# START OF Given information

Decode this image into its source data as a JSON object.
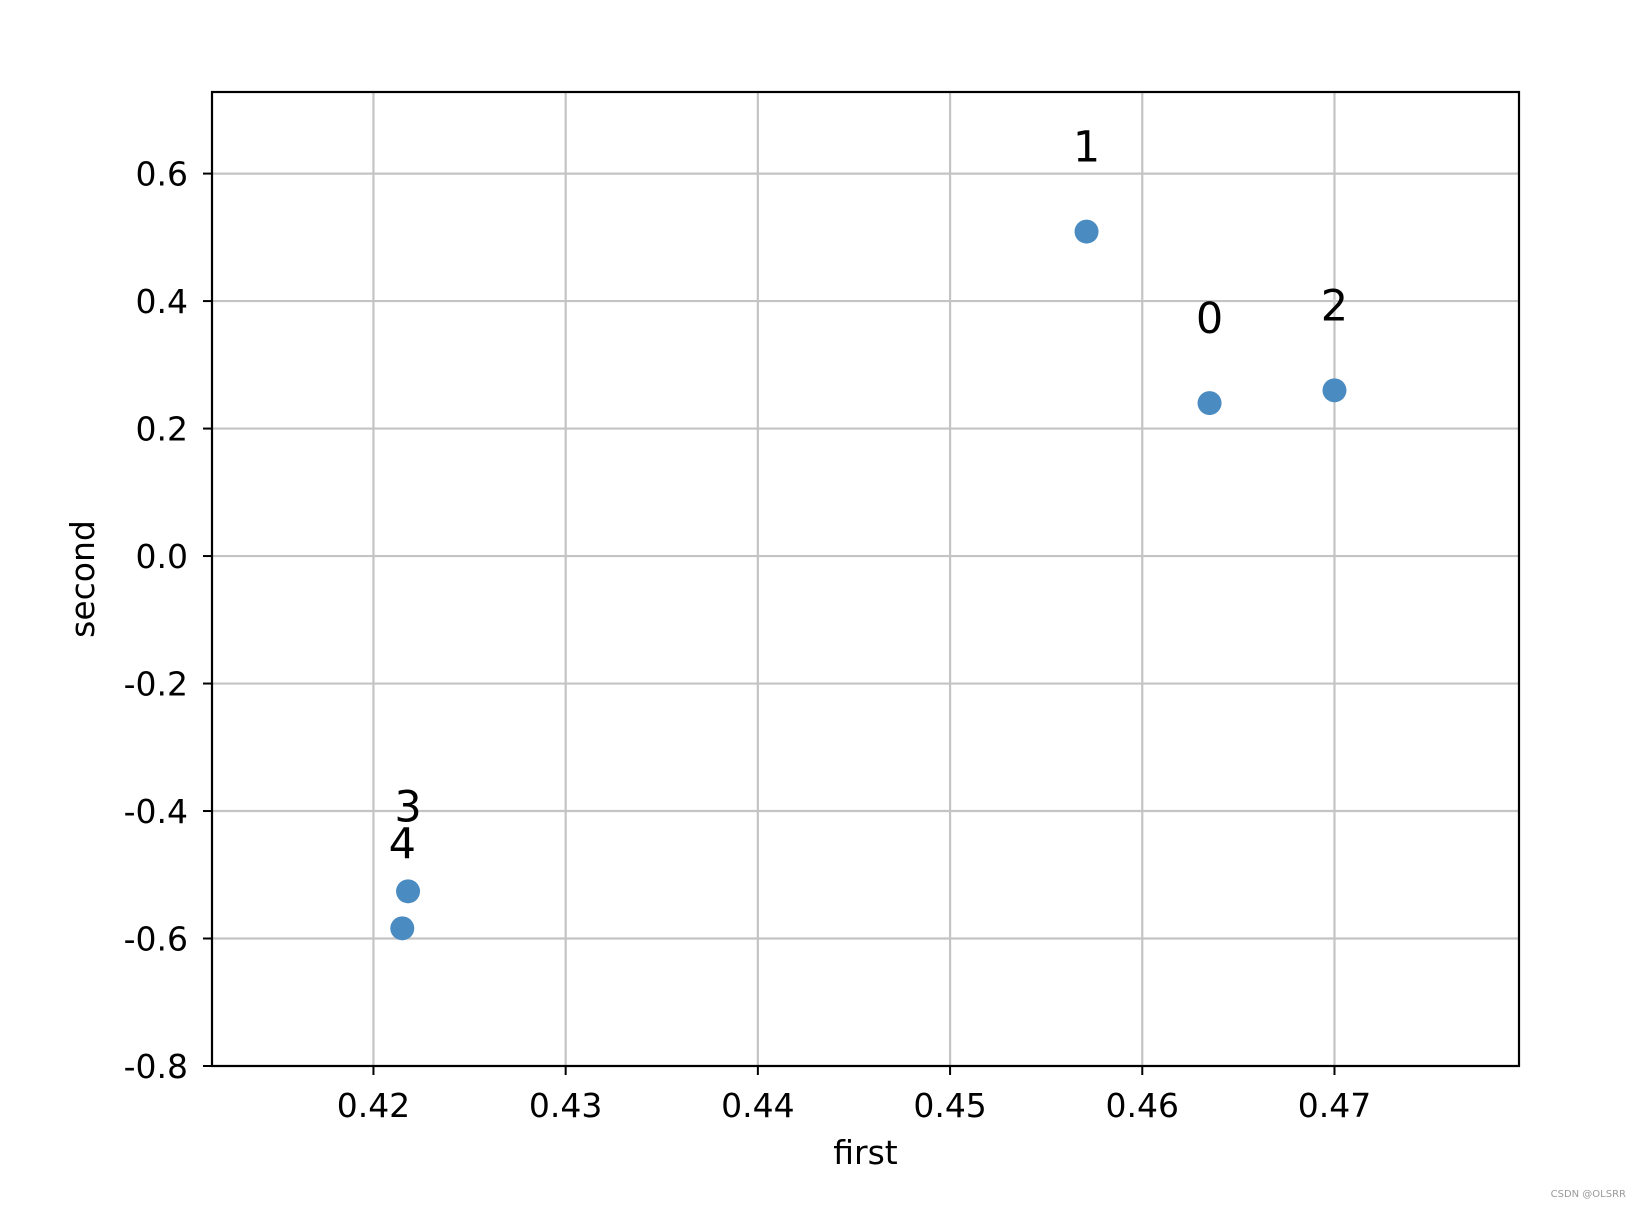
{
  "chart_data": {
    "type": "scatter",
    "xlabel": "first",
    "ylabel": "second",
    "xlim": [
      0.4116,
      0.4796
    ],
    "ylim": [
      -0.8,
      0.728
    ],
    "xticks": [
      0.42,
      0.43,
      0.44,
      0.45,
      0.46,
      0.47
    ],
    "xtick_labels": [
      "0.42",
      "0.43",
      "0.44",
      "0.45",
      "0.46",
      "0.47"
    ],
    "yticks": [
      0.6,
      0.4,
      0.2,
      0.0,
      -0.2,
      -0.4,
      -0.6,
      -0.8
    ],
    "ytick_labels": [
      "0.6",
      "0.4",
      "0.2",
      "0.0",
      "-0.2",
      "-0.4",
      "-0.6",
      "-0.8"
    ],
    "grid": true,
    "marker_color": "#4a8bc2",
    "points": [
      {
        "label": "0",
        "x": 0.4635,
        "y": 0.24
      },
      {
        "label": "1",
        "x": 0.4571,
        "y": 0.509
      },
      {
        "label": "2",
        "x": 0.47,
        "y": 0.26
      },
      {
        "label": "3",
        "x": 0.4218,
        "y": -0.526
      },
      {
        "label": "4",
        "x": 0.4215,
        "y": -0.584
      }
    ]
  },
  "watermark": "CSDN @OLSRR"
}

# END OF Given information

**Prompt:** Output every entry verbatim. Pictures do not belong in the copy.

**Result below:**
Decode this image into its source data as a JSON object.
{
  "chart_data": {
    "type": "scatter",
    "xlabel": "first",
    "ylabel": "second",
    "xlim": [
      0.4116,
      0.4796
    ],
    "ylim": [
      -0.8,
      0.728
    ],
    "xticks": [
      0.42,
      0.43,
      0.44,
      0.45,
      0.46,
      0.47
    ],
    "xtick_labels": [
      "0.42",
      "0.43",
      "0.44",
      "0.45",
      "0.46",
      "0.47"
    ],
    "yticks": [
      0.6,
      0.4,
      0.2,
      0.0,
      -0.2,
      -0.4,
      -0.6,
      -0.8
    ],
    "ytick_labels": [
      "0.6",
      "0.4",
      "0.2",
      "0.0",
      "-0.2",
      "-0.4",
      "-0.6",
      "-0.8"
    ],
    "grid": true,
    "marker_color": "#4a8bc2",
    "points": [
      {
        "label": "0",
        "x": 0.4635,
        "y": 0.24
      },
      {
        "label": "1",
        "x": 0.4571,
        "y": 0.509
      },
      {
        "label": "2",
        "x": 0.47,
        "y": 0.26
      },
      {
        "label": "3",
        "x": 0.4218,
        "y": -0.526
      },
      {
        "label": "4",
        "x": 0.4215,
        "y": -0.584
      }
    ]
  },
  "watermark": "CSDN @OLSRR"
}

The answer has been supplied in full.